**PROBLEM DESCRIPTION**. What is needed here is an exact copy of every entry.

**SUPPLIED DATA**.
<<<<
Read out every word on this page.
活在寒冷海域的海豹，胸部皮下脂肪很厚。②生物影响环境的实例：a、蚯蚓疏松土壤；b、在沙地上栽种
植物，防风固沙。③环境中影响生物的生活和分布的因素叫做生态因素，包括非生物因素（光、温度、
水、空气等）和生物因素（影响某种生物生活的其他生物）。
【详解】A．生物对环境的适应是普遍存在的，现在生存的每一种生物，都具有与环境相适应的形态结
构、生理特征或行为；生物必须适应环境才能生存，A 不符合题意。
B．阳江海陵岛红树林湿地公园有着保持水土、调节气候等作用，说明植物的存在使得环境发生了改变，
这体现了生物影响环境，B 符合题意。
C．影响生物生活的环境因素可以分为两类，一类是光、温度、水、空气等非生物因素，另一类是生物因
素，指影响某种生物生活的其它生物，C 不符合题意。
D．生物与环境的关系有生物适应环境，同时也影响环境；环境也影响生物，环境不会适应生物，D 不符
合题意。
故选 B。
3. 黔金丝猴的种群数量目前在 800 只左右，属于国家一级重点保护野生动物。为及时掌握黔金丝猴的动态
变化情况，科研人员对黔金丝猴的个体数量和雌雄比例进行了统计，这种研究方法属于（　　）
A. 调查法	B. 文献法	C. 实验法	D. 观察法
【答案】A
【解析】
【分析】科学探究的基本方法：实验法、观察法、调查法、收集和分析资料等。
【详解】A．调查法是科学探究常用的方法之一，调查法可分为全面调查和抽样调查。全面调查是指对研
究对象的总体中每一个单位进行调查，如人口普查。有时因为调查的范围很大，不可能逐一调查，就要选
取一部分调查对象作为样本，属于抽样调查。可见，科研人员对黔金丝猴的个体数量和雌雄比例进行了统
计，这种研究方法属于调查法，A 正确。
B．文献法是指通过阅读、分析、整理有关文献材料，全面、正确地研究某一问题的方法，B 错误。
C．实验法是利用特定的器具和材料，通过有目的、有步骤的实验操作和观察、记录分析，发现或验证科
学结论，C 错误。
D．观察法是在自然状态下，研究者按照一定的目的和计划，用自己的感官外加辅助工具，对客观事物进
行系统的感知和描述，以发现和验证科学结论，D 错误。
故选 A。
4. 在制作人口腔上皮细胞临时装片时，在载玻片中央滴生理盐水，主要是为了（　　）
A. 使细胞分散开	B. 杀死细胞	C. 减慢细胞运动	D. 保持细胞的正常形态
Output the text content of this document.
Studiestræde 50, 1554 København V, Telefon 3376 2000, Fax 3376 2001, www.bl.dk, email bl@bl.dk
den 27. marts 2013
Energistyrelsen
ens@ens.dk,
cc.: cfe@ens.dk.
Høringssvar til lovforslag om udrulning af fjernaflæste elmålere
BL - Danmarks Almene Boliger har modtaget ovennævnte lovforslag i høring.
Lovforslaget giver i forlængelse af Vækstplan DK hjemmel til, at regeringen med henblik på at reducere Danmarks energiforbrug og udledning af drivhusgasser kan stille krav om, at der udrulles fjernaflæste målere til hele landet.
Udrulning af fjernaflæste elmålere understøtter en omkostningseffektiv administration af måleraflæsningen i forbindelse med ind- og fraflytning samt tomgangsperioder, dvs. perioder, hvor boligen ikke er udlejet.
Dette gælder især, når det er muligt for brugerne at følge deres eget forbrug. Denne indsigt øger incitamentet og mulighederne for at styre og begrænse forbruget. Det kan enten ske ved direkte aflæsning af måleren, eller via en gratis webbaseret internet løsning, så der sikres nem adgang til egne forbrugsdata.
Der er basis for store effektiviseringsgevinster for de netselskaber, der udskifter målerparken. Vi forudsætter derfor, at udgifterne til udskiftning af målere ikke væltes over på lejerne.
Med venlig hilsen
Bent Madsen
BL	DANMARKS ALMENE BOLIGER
>>>>
**FINISHED ANSWER**.
Read out every word on this page.
活在寒冷海域的海豹，胸部皮下脂肪很厚。②生物影响环境的实例：a、蚯蚓疏松土壤；b、在沙地上栽种
植物，防风固沙。③环境中影响生物的生活和分布的因素叫做生态因素，包括非生物因素（光、温度、
水、空气等）和生物因素（影响某种生物生活的其他生物）。
【详解】A．生物对环境的适应是普遍存在的，现在生存的每一种生物，都具有与环境相适应的形态结
构、生理特征或行为；生物必须适应环境才能生存，A 不符合题意。
B．阳江海陵岛红树林湿地公园有着保持水土、调节气候等作用，说明植物的存在使得环境发生了改变，
这体现了生物影响环境，B 符合题意。
C．影响生物生活的环境因素可以分为两类，一类是光、温度、水、空气等非生物因素，另一类是生物因
素，指影响某种生物生活的其它生物，C 不符合题意。
D．生物与环境的关系有生物适应环境，同时也影响环境；环境也影响生物，环境不会适应生物，D 不符
合题意。
故选 B。
3. 黔金丝猴的种群数量目前在 800 只左右，属于国家一级重点保护野生动物。为及时掌握黔金丝猴的动态
变化情况，科研人员对黔金丝猴的个体数量和雌雄比例进行了统计，这种研究方法属于（　　）
A. 调查法	B. 文献法	C. 实验法	D. 观察法
【答案】A
【解析】
【分析】科学探究的基本方法：实验法、观察法、调查法、收集和分析资料等。
【详解】A．调查法是科学探究常用的方法之一，调查法可分为全面调查和抽样调查。全面调查是指对研
究对象的总体中每一个单位进行调查，如人口普查。有时因为调查的范围很大，不可能逐一调查，就要选
取一部分调查对象作为样本，属于抽样调查。可见，科研人员对黔金丝猴的个体数量和雌雄比例进行了统
计，这种研究方法属于调查法，A 正确。
B．文献法是指通过阅读、分析、整理有关文献材料，全面、正确地研究某一问题的方法，B 错误。
C．实验法是利用特定的器具和材料，通过有目的、有步骤的实验操作和观察、记录分析，发现或验证科
学结论，C 错误。
D．观察法是在自然状态下，研究者按照一定的目的和计划，用自己的感官外加辅助工具，对客观事物进
行系统的感知和描述，以发现和验证科学结论，D 错误。
故选 A。
4. 在制作人口腔上皮细胞临时装片时，在载玻片中央滴生理盐水，主要是为了（　　）
A. 使细胞分散开	B. 杀死细胞	C. 减慢细胞运动	D. 保持细胞的正常形态
Output the text content of this document.
Studiestræde 50, 1554 København V, Telefon 3376 2000, Fax 3376 2001, www.bl.dk, email bl@bl.dk
den 27. marts 2013
Energistyrelsen
ens@ens.dk,
cc.: cfe@ens.dk.
Høringssvar til lovforslag om udrulning af fjernaflæste elmålere
BL - Danmarks Almene Boliger har modtaget ovennævnte lovforslag i høring.
Lovforslaget giver i forlængelse af Vækstplan DK hjemmel til, at regeringen med henblik på at reducere Danmarks energiforbrug og udledning af drivhusgasser kan stille krav om, at der udrulles fjernaflæste målere til hele landet.
Udrulning af fjernaflæste elmålere understøtter en omkostningseffektiv administration af måleraflæsningen i forbindelse med ind- og fraflytning samt tomgangsperioder, dvs. perioder, hvor boligen ikke er udlejet.
Dette gælder især, når det er muligt for brugerne at følge deres eget forbrug. Denne indsigt øger incitamentet og mulighederne for at styre og begrænse forbruget. Det kan enten ske ved direkte aflæsning af måleren, eller via en gratis webbaseret internet løsning, så der sikres nem adgang til egne forbrugsdata.
Der er basis for store effektiviseringsgevinster for de netselskaber, der udskifter målerparken. Vi forudsætter derfor, at udgifterne til udskiftning af målere ikke væltes over på lejerne.
Med venlig hilsen
Bent Madsen
BL	DANMARKS ALMENE BOLIGER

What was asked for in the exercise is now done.